***** TASK DATA
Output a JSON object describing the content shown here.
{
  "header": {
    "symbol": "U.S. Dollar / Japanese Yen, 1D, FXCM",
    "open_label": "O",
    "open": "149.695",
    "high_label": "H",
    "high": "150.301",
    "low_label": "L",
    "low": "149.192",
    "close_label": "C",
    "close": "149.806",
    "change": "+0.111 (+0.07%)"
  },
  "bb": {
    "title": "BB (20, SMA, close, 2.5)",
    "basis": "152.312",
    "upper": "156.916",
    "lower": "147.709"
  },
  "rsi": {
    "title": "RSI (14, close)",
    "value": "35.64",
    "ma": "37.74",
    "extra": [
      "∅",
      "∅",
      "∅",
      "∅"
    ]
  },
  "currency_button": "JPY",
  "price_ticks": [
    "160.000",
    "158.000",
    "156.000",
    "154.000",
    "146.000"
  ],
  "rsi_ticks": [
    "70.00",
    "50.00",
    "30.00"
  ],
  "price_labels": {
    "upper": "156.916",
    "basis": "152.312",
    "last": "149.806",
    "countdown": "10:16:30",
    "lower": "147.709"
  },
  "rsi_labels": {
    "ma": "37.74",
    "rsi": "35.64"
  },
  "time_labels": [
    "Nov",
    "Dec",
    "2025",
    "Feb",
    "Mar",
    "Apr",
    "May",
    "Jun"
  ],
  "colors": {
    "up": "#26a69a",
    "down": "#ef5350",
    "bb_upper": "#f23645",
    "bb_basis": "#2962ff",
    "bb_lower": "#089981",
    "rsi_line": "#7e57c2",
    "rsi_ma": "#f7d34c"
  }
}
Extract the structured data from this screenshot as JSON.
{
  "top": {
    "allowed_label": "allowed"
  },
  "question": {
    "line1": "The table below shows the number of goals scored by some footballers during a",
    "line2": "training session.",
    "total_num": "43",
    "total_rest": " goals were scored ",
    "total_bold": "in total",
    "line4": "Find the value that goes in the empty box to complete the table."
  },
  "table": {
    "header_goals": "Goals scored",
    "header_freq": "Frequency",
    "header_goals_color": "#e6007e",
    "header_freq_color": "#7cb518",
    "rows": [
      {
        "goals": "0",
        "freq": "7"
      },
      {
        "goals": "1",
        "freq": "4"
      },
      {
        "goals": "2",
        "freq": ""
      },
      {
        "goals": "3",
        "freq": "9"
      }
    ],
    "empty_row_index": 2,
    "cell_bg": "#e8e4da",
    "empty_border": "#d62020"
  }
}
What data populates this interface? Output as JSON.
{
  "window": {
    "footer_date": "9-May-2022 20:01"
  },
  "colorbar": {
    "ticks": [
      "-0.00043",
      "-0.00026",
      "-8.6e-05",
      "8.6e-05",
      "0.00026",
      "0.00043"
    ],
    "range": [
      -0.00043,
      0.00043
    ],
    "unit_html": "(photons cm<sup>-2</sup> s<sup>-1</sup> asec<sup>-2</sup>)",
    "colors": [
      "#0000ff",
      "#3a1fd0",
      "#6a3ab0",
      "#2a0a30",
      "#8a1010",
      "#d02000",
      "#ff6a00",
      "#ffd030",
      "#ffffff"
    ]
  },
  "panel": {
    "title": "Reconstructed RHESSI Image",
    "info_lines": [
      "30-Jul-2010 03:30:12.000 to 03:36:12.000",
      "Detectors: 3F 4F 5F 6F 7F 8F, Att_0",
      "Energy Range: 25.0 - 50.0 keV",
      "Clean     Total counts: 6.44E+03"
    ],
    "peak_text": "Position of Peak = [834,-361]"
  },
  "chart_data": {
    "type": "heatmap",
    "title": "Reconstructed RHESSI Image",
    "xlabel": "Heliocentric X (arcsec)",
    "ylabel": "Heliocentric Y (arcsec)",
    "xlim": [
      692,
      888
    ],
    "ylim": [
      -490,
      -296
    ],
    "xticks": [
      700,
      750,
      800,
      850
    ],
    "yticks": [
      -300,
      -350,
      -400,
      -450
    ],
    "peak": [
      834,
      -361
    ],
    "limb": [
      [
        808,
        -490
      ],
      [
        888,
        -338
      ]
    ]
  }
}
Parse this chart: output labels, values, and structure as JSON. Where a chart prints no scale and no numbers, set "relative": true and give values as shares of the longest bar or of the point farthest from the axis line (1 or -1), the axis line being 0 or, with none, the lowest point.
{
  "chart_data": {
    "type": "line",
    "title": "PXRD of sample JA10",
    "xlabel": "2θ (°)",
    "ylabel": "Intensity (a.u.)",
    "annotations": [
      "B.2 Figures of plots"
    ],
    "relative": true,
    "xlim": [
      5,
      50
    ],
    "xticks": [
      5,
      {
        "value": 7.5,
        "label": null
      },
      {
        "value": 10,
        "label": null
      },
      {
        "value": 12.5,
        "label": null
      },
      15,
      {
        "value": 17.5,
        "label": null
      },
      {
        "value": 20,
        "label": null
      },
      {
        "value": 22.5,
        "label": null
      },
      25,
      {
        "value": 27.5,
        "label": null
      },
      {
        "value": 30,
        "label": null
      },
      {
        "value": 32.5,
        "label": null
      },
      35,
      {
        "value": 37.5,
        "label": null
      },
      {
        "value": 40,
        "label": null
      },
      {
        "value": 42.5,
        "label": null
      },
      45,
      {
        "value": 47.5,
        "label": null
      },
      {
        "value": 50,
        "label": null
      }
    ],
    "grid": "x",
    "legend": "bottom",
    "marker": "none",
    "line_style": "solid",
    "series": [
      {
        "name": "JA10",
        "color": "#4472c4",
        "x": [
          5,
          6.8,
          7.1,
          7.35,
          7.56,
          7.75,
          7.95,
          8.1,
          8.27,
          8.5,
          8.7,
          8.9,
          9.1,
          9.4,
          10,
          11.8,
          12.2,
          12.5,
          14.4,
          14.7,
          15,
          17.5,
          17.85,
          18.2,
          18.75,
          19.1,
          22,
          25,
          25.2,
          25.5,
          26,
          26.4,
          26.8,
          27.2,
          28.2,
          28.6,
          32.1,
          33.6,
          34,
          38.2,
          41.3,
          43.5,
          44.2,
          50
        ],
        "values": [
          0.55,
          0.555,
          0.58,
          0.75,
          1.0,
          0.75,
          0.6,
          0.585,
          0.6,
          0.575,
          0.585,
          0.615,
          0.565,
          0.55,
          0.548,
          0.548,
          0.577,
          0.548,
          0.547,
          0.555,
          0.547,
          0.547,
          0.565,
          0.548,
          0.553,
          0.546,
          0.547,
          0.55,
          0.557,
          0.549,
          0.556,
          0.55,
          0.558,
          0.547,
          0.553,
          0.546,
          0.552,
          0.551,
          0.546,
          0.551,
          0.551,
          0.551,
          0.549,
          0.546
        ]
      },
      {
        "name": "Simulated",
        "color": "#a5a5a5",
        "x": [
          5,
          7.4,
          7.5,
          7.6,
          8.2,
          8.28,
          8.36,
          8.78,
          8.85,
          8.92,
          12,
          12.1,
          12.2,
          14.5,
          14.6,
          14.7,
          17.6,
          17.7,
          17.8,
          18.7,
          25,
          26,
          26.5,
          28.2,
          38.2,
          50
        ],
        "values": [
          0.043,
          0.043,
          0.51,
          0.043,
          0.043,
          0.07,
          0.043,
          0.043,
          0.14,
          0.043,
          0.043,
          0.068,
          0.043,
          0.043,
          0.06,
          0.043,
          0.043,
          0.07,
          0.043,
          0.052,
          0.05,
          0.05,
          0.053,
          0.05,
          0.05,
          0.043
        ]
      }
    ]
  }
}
**********
WRITTEN TASK: From the entries above, copy every line containing the word "true".

THE REPLY:
Parse this chart: output labels, values, and structure as JSON. Where a chart prints no scale and no numbers, set "relative": true and give values as shares of the longest bar or of the point farthest from the axis line (1 or -1), the axis line being 0 or, with none, the lowest point.
    "relative": true,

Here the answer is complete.